> _The exercise_:
In the listing that follows, how many lines contain "البندري"? Give the number only.

Data records
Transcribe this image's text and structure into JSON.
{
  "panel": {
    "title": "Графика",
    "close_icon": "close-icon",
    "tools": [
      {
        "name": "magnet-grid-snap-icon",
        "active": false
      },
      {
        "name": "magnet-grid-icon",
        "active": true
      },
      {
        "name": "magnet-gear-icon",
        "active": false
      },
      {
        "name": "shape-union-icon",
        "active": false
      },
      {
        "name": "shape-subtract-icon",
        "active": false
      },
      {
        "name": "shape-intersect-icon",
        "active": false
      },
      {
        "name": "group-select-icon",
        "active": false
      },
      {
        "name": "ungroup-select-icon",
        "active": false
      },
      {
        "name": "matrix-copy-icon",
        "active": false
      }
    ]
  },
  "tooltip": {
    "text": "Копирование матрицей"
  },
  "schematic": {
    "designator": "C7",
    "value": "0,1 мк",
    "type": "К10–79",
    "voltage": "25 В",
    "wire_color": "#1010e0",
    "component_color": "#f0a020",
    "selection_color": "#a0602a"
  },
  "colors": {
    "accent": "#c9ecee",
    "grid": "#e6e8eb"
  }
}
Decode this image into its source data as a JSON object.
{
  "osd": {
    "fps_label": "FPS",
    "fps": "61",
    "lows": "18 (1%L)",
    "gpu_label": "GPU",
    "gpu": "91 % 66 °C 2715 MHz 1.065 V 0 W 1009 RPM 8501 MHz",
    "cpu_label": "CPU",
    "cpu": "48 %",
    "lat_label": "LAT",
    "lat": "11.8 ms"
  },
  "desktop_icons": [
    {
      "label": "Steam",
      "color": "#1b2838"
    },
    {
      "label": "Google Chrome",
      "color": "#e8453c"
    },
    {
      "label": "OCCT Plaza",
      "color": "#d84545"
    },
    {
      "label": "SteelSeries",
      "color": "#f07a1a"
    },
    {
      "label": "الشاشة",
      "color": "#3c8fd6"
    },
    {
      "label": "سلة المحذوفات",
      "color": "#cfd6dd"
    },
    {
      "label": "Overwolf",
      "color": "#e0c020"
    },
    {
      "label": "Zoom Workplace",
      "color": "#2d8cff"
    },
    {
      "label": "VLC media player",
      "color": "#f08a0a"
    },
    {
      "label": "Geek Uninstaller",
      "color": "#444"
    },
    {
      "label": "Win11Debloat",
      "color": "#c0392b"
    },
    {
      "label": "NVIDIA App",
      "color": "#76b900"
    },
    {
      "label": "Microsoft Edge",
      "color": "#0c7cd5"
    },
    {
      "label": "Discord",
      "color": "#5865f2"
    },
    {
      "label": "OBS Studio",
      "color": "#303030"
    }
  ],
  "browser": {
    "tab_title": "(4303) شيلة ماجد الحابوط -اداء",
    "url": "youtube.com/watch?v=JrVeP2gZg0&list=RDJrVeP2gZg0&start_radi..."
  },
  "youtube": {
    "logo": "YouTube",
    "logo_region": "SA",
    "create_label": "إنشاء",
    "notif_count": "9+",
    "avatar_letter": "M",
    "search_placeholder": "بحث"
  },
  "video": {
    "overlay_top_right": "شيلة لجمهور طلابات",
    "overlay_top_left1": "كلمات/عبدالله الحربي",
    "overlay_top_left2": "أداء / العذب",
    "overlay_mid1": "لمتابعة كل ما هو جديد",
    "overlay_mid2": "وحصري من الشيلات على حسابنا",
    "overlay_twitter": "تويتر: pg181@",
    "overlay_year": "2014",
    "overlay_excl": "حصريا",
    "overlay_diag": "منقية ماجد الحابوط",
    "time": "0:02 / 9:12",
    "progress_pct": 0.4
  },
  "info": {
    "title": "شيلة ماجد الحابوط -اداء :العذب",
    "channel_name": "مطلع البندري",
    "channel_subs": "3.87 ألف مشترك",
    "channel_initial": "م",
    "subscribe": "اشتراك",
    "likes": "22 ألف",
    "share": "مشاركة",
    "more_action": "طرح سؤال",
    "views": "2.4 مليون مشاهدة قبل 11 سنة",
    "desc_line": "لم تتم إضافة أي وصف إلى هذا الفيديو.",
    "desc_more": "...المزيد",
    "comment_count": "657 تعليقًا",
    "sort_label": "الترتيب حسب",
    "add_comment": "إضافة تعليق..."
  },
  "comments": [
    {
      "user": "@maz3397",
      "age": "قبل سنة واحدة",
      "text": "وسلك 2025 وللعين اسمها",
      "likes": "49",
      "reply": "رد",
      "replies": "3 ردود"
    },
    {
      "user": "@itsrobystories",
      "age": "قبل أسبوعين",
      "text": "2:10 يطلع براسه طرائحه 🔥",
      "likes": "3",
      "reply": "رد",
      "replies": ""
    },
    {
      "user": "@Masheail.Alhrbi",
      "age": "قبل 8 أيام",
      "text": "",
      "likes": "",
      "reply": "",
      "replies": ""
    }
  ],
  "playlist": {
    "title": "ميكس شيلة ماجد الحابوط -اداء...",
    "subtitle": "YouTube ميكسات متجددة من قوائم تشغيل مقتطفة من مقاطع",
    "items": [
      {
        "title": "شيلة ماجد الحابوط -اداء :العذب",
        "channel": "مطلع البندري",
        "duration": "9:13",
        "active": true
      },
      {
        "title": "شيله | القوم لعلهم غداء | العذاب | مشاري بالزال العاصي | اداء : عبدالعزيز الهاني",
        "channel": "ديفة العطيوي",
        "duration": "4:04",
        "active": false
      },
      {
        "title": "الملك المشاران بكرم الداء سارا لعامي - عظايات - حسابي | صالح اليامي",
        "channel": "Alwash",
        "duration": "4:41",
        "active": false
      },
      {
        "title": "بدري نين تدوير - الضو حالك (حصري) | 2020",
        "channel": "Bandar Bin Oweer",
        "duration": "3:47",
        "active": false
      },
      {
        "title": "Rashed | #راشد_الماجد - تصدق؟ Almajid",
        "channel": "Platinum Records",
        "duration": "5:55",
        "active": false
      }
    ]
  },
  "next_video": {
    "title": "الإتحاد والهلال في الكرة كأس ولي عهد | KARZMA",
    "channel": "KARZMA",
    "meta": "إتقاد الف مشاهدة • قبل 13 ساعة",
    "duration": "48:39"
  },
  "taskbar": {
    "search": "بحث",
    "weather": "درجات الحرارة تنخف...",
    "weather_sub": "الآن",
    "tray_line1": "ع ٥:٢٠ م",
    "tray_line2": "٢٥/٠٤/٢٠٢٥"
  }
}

> _Task result_:
2